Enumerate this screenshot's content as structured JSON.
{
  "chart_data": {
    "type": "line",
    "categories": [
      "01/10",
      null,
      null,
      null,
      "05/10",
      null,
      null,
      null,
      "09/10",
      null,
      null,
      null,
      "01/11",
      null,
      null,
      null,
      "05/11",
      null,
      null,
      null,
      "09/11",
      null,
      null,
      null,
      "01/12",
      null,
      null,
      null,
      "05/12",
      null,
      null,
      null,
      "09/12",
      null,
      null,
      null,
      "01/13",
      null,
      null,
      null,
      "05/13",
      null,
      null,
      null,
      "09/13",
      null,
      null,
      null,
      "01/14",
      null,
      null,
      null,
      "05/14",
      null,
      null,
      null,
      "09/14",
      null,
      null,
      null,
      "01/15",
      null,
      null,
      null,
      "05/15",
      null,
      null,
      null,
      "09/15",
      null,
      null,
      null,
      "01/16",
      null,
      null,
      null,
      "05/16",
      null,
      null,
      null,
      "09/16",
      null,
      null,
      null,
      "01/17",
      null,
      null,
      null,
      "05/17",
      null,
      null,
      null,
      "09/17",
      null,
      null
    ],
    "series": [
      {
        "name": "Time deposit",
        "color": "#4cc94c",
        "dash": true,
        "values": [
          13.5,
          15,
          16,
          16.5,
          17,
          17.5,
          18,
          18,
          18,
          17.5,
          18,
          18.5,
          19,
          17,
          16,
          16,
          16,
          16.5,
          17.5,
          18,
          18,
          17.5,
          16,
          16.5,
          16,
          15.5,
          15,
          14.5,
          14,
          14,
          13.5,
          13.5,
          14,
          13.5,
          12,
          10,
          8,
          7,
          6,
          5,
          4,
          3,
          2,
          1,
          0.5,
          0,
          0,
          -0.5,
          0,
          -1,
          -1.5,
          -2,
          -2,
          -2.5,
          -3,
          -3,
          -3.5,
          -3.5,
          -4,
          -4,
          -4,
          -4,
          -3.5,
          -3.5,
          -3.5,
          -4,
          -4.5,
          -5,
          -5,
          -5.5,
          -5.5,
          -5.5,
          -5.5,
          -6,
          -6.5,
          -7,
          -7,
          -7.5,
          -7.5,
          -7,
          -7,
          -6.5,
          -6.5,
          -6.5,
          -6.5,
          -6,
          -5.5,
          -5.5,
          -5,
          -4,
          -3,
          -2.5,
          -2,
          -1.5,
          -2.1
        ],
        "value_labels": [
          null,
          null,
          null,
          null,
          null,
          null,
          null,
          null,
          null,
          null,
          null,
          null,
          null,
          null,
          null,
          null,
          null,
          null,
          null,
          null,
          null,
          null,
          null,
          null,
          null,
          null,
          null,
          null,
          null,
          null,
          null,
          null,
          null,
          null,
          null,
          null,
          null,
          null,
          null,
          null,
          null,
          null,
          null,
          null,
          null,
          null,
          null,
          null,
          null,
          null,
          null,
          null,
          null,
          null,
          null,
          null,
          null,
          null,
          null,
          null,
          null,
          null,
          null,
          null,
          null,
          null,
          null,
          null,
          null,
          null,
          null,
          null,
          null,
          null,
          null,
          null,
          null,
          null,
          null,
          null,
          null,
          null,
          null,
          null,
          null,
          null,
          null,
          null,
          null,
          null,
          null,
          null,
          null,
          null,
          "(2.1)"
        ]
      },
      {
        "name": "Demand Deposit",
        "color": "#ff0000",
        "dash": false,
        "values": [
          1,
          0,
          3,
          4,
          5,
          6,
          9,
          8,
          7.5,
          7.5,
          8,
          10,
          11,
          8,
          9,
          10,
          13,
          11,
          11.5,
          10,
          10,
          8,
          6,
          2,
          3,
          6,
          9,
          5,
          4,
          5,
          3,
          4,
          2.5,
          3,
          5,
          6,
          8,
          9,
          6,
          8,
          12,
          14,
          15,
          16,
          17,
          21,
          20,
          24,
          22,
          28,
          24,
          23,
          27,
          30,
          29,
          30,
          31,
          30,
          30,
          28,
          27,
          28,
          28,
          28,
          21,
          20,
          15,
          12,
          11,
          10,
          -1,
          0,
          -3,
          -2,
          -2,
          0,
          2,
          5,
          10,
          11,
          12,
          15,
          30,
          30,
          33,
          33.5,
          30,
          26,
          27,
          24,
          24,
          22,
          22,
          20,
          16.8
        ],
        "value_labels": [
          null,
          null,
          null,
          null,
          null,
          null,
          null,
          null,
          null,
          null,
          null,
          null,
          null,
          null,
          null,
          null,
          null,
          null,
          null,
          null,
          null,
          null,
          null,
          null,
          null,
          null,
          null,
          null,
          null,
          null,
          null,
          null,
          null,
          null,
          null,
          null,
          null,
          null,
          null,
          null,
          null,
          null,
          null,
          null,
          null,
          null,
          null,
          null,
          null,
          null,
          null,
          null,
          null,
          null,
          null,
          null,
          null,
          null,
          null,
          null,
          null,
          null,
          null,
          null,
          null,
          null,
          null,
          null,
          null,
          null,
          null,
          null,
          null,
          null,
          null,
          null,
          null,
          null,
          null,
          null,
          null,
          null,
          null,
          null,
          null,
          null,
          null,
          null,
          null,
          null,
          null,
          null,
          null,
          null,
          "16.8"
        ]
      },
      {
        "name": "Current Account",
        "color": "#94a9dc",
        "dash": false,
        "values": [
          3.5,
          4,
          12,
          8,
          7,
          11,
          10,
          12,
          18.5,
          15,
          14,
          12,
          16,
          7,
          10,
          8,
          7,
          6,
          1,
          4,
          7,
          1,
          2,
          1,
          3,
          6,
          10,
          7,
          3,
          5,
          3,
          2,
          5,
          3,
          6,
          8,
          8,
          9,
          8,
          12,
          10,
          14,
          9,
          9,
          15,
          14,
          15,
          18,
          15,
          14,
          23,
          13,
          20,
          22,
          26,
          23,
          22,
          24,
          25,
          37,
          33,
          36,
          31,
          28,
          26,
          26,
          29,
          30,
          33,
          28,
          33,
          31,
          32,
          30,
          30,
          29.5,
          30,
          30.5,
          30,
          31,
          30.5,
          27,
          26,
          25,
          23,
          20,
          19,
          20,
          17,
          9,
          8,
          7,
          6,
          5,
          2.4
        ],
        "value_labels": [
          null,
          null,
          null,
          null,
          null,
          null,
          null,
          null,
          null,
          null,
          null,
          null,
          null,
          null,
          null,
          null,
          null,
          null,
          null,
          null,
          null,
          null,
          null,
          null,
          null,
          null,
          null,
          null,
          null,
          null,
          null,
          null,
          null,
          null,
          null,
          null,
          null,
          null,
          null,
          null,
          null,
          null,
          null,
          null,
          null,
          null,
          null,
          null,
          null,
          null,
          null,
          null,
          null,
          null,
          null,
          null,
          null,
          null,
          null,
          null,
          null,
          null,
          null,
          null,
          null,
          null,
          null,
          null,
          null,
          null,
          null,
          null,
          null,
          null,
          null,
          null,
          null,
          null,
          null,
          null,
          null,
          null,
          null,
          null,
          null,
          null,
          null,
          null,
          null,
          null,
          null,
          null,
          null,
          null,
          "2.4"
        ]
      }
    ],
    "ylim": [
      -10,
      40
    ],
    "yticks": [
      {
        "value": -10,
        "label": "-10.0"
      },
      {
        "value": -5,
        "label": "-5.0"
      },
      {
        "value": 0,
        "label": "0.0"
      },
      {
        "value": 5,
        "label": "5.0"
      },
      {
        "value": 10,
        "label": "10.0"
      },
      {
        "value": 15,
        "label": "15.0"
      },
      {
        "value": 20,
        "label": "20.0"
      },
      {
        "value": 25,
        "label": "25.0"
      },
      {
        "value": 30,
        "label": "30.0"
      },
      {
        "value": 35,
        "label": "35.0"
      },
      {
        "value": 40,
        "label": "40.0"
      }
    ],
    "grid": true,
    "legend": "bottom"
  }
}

════════════════════

### What to produce
In the entries above, find each line with the word "color" and copy it.

### Full solution
        "color": "#4cc94c",
        "color": "#ff0000",
        "color": "#94a9dc",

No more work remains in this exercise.